AVAILABLE RECORDS:
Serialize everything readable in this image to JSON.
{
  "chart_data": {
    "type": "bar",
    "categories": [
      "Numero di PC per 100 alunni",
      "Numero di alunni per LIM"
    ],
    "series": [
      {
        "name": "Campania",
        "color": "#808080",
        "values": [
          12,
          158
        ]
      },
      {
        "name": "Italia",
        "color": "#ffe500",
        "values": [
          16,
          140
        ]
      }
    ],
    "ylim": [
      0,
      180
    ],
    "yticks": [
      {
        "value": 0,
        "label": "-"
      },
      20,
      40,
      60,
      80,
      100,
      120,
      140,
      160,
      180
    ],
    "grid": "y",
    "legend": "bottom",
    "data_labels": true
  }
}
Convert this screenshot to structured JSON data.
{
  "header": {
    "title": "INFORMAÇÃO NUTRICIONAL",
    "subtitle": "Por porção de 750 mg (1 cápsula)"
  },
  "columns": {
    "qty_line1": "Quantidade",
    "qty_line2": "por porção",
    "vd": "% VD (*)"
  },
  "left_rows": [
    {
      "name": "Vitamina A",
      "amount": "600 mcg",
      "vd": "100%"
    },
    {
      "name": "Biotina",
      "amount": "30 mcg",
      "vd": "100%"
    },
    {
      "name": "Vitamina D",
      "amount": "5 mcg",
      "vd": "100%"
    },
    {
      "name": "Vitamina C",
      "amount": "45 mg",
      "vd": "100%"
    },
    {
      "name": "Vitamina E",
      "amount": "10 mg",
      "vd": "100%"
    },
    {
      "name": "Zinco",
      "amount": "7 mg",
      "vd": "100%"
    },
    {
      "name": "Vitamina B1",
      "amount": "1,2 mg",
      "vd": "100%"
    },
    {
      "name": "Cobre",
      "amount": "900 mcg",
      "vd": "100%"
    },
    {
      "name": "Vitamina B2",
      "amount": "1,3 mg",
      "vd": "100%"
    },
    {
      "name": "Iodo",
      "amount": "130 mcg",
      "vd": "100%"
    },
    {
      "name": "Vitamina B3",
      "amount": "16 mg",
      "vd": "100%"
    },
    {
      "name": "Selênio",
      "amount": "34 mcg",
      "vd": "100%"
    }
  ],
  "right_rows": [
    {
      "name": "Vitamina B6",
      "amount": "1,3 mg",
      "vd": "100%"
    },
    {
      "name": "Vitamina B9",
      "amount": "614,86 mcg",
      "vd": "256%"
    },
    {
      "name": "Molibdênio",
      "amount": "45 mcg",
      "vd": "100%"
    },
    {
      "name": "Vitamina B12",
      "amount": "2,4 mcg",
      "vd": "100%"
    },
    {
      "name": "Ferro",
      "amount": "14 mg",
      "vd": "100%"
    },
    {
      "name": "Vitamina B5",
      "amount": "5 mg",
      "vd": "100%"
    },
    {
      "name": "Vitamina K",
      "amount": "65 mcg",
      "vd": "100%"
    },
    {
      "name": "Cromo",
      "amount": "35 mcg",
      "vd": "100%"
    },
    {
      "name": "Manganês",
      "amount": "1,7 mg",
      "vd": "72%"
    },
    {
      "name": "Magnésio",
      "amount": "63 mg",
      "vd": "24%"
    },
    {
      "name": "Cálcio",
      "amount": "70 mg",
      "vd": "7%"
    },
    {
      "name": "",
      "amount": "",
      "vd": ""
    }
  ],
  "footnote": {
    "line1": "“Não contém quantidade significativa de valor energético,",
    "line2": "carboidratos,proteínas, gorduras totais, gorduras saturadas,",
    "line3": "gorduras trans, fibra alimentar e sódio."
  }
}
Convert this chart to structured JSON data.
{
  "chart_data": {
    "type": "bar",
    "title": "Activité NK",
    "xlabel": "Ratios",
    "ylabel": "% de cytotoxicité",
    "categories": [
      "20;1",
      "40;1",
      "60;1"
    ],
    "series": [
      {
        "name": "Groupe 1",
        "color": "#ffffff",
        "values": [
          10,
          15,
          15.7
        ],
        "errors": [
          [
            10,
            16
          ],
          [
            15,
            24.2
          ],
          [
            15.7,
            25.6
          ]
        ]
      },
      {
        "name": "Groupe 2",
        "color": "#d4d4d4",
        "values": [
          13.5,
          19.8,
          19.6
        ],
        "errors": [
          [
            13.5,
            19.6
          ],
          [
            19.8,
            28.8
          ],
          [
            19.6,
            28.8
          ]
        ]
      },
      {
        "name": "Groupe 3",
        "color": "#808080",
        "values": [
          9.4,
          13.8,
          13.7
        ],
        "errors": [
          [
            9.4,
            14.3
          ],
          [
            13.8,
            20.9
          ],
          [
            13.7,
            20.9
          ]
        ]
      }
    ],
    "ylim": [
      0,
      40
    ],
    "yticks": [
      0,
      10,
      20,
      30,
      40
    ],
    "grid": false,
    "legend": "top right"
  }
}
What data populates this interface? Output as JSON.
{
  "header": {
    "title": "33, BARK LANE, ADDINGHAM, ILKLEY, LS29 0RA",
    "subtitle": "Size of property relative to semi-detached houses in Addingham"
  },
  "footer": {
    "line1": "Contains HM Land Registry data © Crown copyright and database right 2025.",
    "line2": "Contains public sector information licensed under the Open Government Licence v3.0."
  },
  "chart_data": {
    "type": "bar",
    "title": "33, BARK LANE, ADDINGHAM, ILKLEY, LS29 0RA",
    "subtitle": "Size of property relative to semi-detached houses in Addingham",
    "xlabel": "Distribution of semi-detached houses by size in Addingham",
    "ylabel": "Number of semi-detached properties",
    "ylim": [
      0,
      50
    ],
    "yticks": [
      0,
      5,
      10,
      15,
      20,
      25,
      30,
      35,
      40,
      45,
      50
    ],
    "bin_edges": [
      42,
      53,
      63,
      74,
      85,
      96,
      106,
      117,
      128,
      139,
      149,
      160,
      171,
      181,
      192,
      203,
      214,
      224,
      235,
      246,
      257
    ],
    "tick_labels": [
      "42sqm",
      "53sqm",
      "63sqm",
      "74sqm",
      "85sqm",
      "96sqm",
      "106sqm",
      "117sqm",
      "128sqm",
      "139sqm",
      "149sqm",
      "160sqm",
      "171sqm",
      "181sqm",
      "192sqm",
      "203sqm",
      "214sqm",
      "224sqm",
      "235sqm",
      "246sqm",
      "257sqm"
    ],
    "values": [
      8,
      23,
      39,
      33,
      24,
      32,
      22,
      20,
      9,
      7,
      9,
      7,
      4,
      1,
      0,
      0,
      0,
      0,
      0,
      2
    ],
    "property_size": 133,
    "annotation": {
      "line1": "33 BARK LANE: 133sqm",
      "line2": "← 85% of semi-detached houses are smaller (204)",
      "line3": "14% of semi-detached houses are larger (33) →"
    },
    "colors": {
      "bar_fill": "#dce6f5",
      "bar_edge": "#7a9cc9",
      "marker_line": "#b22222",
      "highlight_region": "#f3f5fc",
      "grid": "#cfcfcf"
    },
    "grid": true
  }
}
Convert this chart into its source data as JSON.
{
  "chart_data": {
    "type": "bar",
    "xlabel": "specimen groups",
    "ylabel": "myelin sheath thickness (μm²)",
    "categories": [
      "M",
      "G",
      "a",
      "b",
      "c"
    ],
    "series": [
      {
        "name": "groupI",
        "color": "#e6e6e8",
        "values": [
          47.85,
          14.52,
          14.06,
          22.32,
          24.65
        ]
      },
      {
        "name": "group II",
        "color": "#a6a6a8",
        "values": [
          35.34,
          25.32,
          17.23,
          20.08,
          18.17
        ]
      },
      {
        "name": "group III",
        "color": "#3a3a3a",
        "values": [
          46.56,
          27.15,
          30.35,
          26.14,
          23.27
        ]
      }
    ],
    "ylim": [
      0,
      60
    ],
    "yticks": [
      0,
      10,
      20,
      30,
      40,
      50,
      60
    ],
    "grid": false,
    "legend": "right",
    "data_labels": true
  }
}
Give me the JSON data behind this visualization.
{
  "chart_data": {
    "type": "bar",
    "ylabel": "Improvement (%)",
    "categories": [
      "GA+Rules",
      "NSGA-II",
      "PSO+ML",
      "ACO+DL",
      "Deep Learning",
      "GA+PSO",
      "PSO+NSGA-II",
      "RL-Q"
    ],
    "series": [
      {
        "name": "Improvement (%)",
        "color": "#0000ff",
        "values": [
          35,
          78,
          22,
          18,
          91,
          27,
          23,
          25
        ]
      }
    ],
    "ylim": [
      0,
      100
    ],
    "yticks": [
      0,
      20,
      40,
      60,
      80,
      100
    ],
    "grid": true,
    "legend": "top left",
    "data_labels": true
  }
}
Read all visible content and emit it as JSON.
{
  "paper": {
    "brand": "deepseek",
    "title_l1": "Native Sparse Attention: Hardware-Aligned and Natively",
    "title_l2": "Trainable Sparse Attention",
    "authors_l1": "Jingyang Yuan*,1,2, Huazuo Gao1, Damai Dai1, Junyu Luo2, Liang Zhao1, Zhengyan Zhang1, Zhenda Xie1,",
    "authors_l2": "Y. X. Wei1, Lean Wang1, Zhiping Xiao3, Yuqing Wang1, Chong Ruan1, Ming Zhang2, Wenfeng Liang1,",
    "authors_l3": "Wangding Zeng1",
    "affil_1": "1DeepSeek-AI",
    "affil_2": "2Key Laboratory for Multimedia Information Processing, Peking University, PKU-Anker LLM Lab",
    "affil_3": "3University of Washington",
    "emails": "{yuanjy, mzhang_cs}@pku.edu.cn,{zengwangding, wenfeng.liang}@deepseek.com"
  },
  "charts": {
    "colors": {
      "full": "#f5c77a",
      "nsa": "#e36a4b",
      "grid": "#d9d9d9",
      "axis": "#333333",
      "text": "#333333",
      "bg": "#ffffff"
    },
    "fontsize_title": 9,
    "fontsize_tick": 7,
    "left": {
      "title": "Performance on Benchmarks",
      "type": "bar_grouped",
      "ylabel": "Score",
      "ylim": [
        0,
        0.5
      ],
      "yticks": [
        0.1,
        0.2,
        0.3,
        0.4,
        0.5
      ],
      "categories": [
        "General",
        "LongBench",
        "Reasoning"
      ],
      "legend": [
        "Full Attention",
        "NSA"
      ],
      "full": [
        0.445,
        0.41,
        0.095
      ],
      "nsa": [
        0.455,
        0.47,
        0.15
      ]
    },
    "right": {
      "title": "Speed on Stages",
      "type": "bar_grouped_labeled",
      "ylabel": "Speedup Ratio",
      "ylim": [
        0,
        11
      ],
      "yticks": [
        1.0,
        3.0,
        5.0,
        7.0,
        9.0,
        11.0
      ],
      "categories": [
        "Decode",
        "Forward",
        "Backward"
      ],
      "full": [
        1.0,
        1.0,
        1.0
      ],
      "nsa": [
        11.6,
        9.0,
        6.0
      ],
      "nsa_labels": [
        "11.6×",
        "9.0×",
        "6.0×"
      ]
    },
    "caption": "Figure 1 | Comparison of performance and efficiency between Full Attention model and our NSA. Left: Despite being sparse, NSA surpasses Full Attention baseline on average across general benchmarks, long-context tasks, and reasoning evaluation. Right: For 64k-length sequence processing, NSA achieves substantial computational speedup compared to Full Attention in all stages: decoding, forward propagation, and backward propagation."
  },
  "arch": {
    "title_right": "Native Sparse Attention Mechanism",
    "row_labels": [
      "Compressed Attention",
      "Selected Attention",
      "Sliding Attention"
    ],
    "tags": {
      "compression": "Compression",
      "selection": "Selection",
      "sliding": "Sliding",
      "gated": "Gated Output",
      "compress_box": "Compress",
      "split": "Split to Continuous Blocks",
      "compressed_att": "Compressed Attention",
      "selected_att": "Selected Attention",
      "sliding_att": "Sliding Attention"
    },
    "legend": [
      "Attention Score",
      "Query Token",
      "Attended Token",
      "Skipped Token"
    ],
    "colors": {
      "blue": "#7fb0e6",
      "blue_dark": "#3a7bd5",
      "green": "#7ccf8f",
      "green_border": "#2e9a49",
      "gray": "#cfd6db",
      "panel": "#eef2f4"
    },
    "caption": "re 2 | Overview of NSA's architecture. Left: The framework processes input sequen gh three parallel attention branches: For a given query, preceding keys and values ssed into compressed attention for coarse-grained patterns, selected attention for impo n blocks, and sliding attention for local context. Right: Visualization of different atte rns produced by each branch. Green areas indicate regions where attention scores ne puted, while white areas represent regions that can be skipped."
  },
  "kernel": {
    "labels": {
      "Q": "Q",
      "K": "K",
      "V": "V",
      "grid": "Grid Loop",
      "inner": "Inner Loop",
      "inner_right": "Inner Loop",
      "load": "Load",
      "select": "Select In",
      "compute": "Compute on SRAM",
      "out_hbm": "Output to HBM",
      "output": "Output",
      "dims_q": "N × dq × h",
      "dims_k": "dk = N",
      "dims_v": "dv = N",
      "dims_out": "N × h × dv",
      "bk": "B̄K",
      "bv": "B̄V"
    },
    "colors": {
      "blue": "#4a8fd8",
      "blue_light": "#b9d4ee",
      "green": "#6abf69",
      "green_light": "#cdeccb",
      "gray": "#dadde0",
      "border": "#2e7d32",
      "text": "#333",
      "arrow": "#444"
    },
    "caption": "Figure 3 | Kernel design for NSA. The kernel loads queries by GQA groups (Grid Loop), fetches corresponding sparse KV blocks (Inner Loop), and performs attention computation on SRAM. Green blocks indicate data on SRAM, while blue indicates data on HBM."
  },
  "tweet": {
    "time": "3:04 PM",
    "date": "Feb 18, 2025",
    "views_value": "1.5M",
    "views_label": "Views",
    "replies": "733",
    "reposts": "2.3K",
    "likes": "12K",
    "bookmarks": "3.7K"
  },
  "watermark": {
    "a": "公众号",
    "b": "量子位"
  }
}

THE PROBLEM:
Among the entries above, how many lines include the word "structured"? Give the number with no comment.

OUTPUT FOR THIS EXERCISE:
2